**Data entries for graphics**
● ● ●
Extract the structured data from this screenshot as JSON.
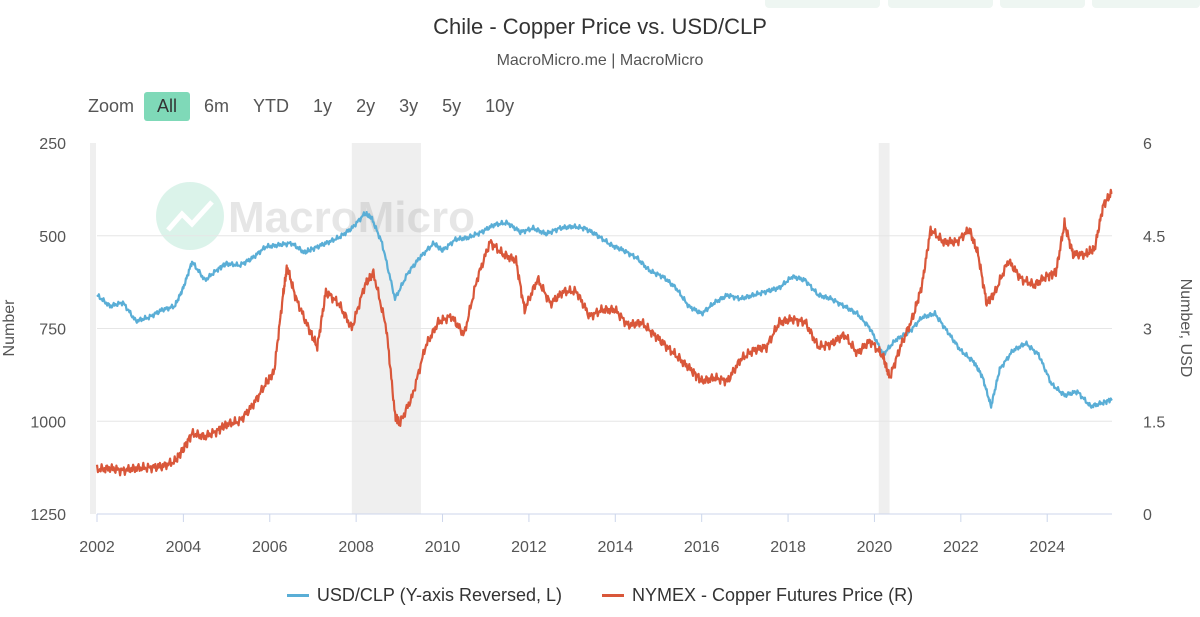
{
  "header": {
    "title": "Chile - Copper Price vs. USD/CLP",
    "subtitle": "MacroMicro.me | MacroMicro"
  },
  "zoom": {
    "label": "Zoom",
    "buttons": [
      "All",
      "6m",
      "YTD",
      "1y",
      "2y",
      "3y",
      "5y",
      "10y"
    ],
    "active": "All"
  },
  "watermark": "MacroMicro",
  "legend": [
    {
      "label": "USD/CLP (Y-axis Reversed, L)",
      "color": "#5aaed6"
    },
    {
      "label": "NYMEX - Copper Futures Price (R)",
      "color": "#d9573a"
    }
  ],
  "chart_data": {
    "type": "line",
    "xlabel": "",
    "ylabel_left": "Number",
    "ylabel_right": "Number, USD",
    "x_ticks": [
      "2002",
      "2004",
      "2006",
      "2008",
      "2010",
      "2012",
      "2014",
      "2016",
      "2018",
      "2020",
      "2022",
      "2024"
    ],
    "x_range": [
      2002,
      2025.5
    ],
    "y_left_ticks": [
      "250",
      "500",
      "750",
      "1000",
      "1250"
    ],
    "y_left_range": [
      250,
      1250
    ],
    "y_left_reversed": true,
    "y_right_ticks": [
      "6",
      "4.5",
      "3",
      "1.5",
      "0"
    ],
    "y_right_range": [
      0,
      6
    ],
    "grid": true,
    "legend_position": "bottom",
    "recession_bands": [
      [
        2007.9,
        2009.5
      ],
      [
        2020.1,
        2020.35
      ]
    ],
    "series": [
      {
        "name": "USD/CLP (Y-axis Reversed, L)",
        "axis": "left",
        "color": "#5aaed6",
        "x": [
          2002.0,
          2002.3,
          2002.6,
          2002.9,
          2003.2,
          2003.5,
          2003.8,
          2004.0,
          2004.2,
          2004.5,
          2004.8,
          2005.0,
          2005.3,
          2005.6,
          2005.9,
          2006.2,
          2006.5,
          2006.8,
          2007.0,
          2007.3,
          2007.6,
          2007.9,
          2008.2,
          2008.35,
          2008.6,
          2008.9,
          2009.2,
          2009.5,
          2009.8,
          2010.0,
          2010.3,
          2010.6,
          2010.9,
          2011.2,
          2011.5,
          2011.8,
          2012.1,
          2012.4,
          2012.7,
          2013.0,
          2013.3,
          2013.6,
          2013.9,
          2014.2,
          2014.5,
          2014.8,
          2015.1,
          2015.4,
          2015.7,
          2016.0,
          2016.3,
          2016.6,
          2016.9,
          2017.2,
          2017.5,
          2017.8,
          2018.1,
          2018.4,
          2018.7,
          2019.0,
          2019.3,
          2019.6,
          2019.9,
          2020.2,
          2020.5,
          2020.8,
          2021.1,
          2021.4,
          2021.7,
          2022.0,
          2022.3,
          2022.5,
          2022.7,
          2022.9,
          2023.2,
          2023.5,
          2023.8,
          2024.1,
          2024.4,
          2024.7,
          2025.0,
          2025.3,
          2025.5
        ],
        "y": [
          660,
          690,
          680,
          730,
          720,
          700,
          690,
          640,
          570,
          620,
          590,
          575,
          580,
          560,
          530,
          525,
          520,
          545,
          535,
          520,
          505,
          480,
          440,
          450,
          520,
          670,
          600,
          555,
          520,
          540,
          510,
          505,
          490,
          470,
          465,
          490,
          480,
          495,
          480,
          475,
          480,
          500,
          525,
          540,
          560,
          595,
          610,
          640,
          690,
          710,
          680,
          660,
          670,
          660,
          650,
          640,
          610,
          620,
          660,
          670,
          690,
          710,
          750,
          820,
          780,
          760,
          720,
          710,
          760,
          810,
          840,
          880,
          960,
          860,
          810,
          790,
          820,
          900,
          930,
          920,
          960,
          950,
          940
        ]
      },
      {
        "name": "NYMEX - Copper Futures Price (R)",
        "axis": "right",
        "color": "#d9573a",
        "x": [
          2002.0,
          2002.3,
          2002.6,
          2002.9,
          2003.2,
          2003.5,
          2003.8,
          2004.0,
          2004.2,
          2004.5,
          2004.8,
          2005.0,
          2005.3,
          2005.6,
          2005.9,
          2006.1,
          2006.3,
          2006.4,
          2006.6,
          2006.9,
          2007.1,
          2007.3,
          2007.6,
          2007.9,
          2008.2,
          2008.4,
          2008.7,
          2008.9,
          2009.0,
          2009.3,
          2009.6,
          2009.9,
          2010.2,
          2010.5,
          2010.8,
          2011.1,
          2011.4,
          2011.7,
          2011.9,
          2012.2,
          2012.5,
          2012.8,
          2013.1,
          2013.4,
          2013.7,
          2014.0,
          2014.3,
          2014.6,
          2014.9,
          2015.2,
          2015.5,
          2015.8,
          2016.0,
          2016.3,
          2016.6,
          2016.9,
          2017.2,
          2017.5,
          2017.8,
          2018.1,
          2018.4,
          2018.7,
          2019.0,
          2019.3,
          2019.6,
          2019.9,
          2020.2,
          2020.35,
          2020.6,
          2020.9,
          2021.1,
          2021.3,
          2021.6,
          2021.9,
          2022.2,
          2022.4,
          2022.6,
          2022.8,
          2023.1,
          2023.4,
          2023.7,
          2024.0,
          2024.2,
          2024.4,
          2024.6,
          2024.9,
          2025.1,
          2025.3,
          2025.5
        ],
        "y": [
          0.72,
          0.74,
          0.7,
          0.74,
          0.75,
          0.77,
          0.85,
          1.05,
          1.3,
          1.25,
          1.35,
          1.45,
          1.5,
          1.75,
          2.1,
          2.3,
          3.5,
          4.0,
          3.5,
          3.0,
          2.7,
          3.6,
          3.4,
          3.0,
          3.7,
          3.9,
          3.0,
          1.6,
          1.45,
          1.9,
          2.7,
          3.1,
          3.2,
          2.9,
          3.8,
          4.4,
          4.2,
          4.1,
          3.3,
          3.8,
          3.4,
          3.6,
          3.6,
          3.2,
          3.3,
          3.3,
          3.05,
          3.1,
          2.9,
          2.7,
          2.5,
          2.3,
          2.15,
          2.2,
          2.15,
          2.5,
          2.65,
          2.7,
          3.1,
          3.15,
          3.1,
          2.7,
          2.75,
          2.9,
          2.6,
          2.8,
          2.55,
          2.2,
          2.7,
          3.2,
          3.7,
          4.6,
          4.4,
          4.4,
          4.6,
          4.2,
          3.4,
          3.6,
          4.1,
          3.8,
          3.7,
          3.85,
          3.9,
          4.7,
          4.2,
          4.2,
          4.3,
          5.0,
          5.2
        ]
      }
    ]
  }
}
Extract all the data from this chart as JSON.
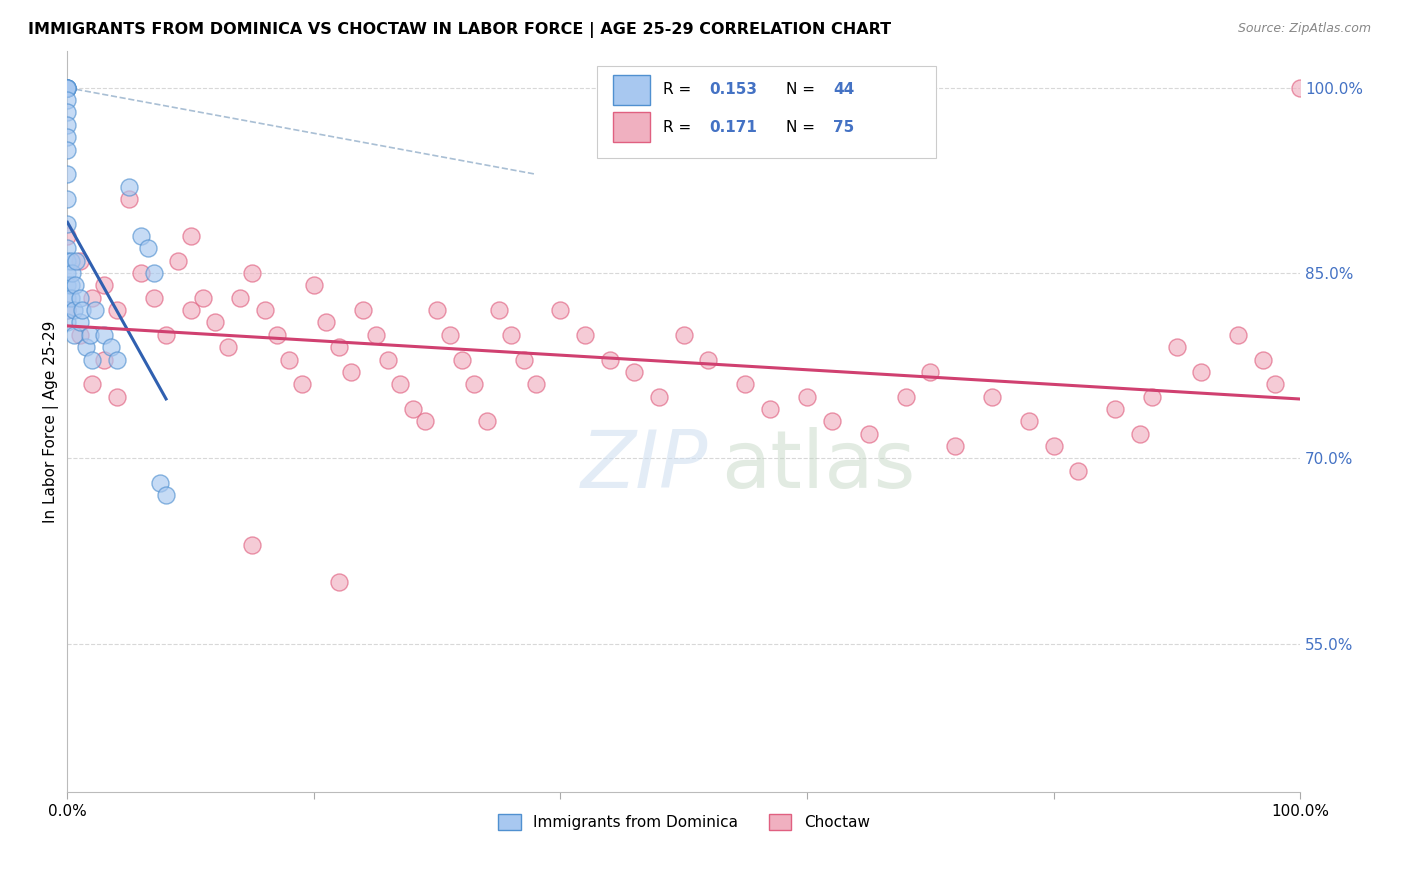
● ● ●
**OBJECTIVE**
Transcribe the records word for word and include no pictures.

**THE OUTPUT**
Extract the structured data from this screenshot as JSON.
{
  "header": {
    "title": "Chile - Copper Price vs. USD/CLP",
    "subtitle": "MacroMicro.me | MacroMicro"
  },
  "zoom": {
    "label": "Zoom",
    "buttons": [
      "All",
      "6m",
      "YTD",
      "1y",
      "2y",
      "3y",
      "5y",
      "10y"
    ],
    "active": "All"
  },
  "watermark": "MacroMicro",
  "legend": [
    {
      "label": "USD/CLP (Y-axis Reversed, L)",
      "color": "#5aaed6"
    },
    {
      "label": "NYMEX - Copper Futures Price (R)",
      "color": "#d9573a"
    }
  ],
  "chart_data": {
    "type": "line",
    "xlabel": "",
    "ylabel_left": "Number",
    "ylabel_right": "Number, USD",
    "x_ticks": [
      "2002",
      "2004",
      "2006",
      "2008",
      "2010",
      "2012",
      "2014",
      "2016",
      "2018",
      "2020",
      "2022",
      "2024"
    ],
    "x_range": [
      2002,
      2025.5
    ],
    "y_left_ticks": [
      "250",
      "500",
      "750",
      "1000",
      "1250"
    ],
    "y_left_range": [
      250,
      1250
    ],
    "y_left_reversed": true,
    "y_right_ticks": [
      "6",
      "4.5",
      "3",
      "1.5",
      "0"
    ],
    "y_right_range": [
      0,
      6
    ],
    "grid": true,
    "legend_position": "bottom",
    "recession_bands": [
      [
        2007.9,
        2009.5
      ],
      [
        2020.1,
        2020.35
      ]
    ],
    "series": [
      {
        "name": "USD/CLP (Y-axis Reversed, L)",
        "axis": "left",
        "color": "#5aaed6",
        "x": [
          2002.0,
          2002.3,
          2002.6,
          2002.9,
          2003.2,
          2003.5,
          2003.8,
          2004.0,
          2004.2,
          2004.5,
          2004.8,
          2005.0,
          2005.3,
          2005.6,
          2005.9,
          2006.2,
          2006.5,
          2006.8,
          2007.0,
          2007.3,
          2007.6,
          2007.9,
          2008.2,
          2008.35,
          2008.6,
          2008.9,
          2009.2,
          2009.5,
          2009.8,
          2010.0,
          2010.3,
          2010.6,
          2010.9,
          2011.2,
          2011.5,
          2011.8,
          2012.1,
          2012.4,
          2012.7,
          2013.0,
          2013.3,
          2013.6,
          2013.9,
          2014.2,
          2014.5,
          2014.8,
          2015.1,
          2015.4,
          2015.7,
          2016.0,
          2016.3,
          2016.6,
          2016.9,
          2017.2,
          2017.5,
          2017.8,
          2018.1,
          2018.4,
          2018.7,
          2019.0,
          2019.3,
          2019.6,
          2019.9,
          2020.2,
          2020.5,
          2020.8,
          2021.1,
          2021.4,
          2021.7,
          2022.0,
          2022.3,
          2022.5,
          2022.7,
          2022.9,
          2023.2,
          2023.5,
          2023.8,
          2024.1,
          2024.4,
          2024.7,
          2025.0,
          2025.3,
          2025.5
        ],
        "y": [
          660,
          690,
          680,
          730,
          720,
          700,
          690,
          640,
          570,
          620,
          590,
          575,
          580,
          560,
          530,
          525,
          520,
          545,
          535,
          520,
          505,
          480,
          440,
          450,
          520,
          670,
          600,
          555,
          520,
          540,
          510,
          505,
          490,
          470,
          465,
          490,
          480,
          495,
          480,
          475,
          480,
          500,
          525,
          540,
          560,
          595,
          610,
          640,
          690,
          710,
          680,
          660,
          670,
          660,
          650,
          640,
          610,
          620,
          660,
          670,
          690,
          710,
          750,
          820,
          780,
          760,
          720,
          710,
          760,
          810,
          840,
          880,
          960,
          860,
          810,
          790,
          820,
          900,
          930,
          920,
          960,
          950,
          940
        ]
      },
      {
        "name": "NYMEX - Copper Futures Price (R)",
        "axis": "right",
        "color": "#d9573a",
        "x": [
          2002.0,
          2002.3,
          2002.6,
          2002.9,
          2003.2,
          2003.5,
          2003.8,
          2004.0,
          2004.2,
          2004.5,
          2004.8,
          2005.0,
          2005.3,
          2005.6,
          2005.9,
          2006.1,
          2006.3,
          2006.4,
          2006.6,
          2006.9,
          2007.1,
          2007.3,
          2007.6,
          2007.9,
          2008.2,
          2008.4,
          2008.7,
          2008.9,
          2009.0,
          2009.3,
          2009.6,
          2009.9,
          2010.2,
          2010.5,
          2010.8,
          2011.1,
          2011.4,
          2011.7,
          2011.9,
          2012.2,
          2012.5,
          2012.8,
          2013.1,
          2013.4,
          2013.7,
          2014.0,
          2014.3,
          2014.6,
          2014.9,
          2015.2,
          2015.5,
          2015.8,
          2016.0,
          2016.3,
          2016.6,
          2016.9,
          2017.2,
          2017.5,
          2017.8,
          2018.1,
          2018.4,
          2018.7,
          2019.0,
          2019.3,
          2019.6,
          2019.9,
          2020.2,
          2020.35,
          2020.6,
          2020.9,
          2021.1,
          2021.3,
          2021.6,
          2021.9,
          2022.2,
          2022.4,
          2022.6,
          2022.8,
          2023.1,
          2023.4,
          2023.7,
          2024.0,
          2024.2,
          2024.4,
          2024.6,
          2024.9,
          2025.1,
          2025.3,
          2025.5
        ],
        "y": [
          0.72,
          0.74,
          0.7,
          0.74,
          0.75,
          0.77,
          0.85,
          1.05,
          1.3,
          1.25,
          1.35,
          1.45,
          1.5,
          1.75,
          2.1,
          2.3,
          3.5,
          4.0,
          3.5,
          3.0,
          2.7,
          3.6,
          3.4,
          3.0,
          3.7,
          3.9,
          3.0,
          1.6,
          1.45,
          1.9,
          2.7,
          3.1,
          3.2,
          2.9,
          3.8,
          4.4,
          4.2,
          4.1,
          3.3,
          3.8,
          3.4,
          3.6,
          3.6,
          3.2,
          3.3,
          3.3,
          3.05,
          3.1,
          2.9,
          2.7,
          2.5,
          2.3,
          2.15,
          2.2,
          2.15,
          2.5,
          2.65,
          2.7,
          3.1,
          3.15,
          3.1,
          2.7,
          2.75,
          2.9,
          2.6,
          2.8,
          2.55,
          2.2,
          2.7,
          3.2,
          3.7,
          4.6,
          4.4,
          4.4,
          4.6,
          4.2,
          3.4,
          3.6,
          4.1,
          3.8,
          3.7,
          3.85,
          3.9,
          4.7,
          4.2,
          4.2,
          4.3,
          5.0,
          5.2
        ]
      }
    ]
  }
}
Extract all the data from this chart as JSON.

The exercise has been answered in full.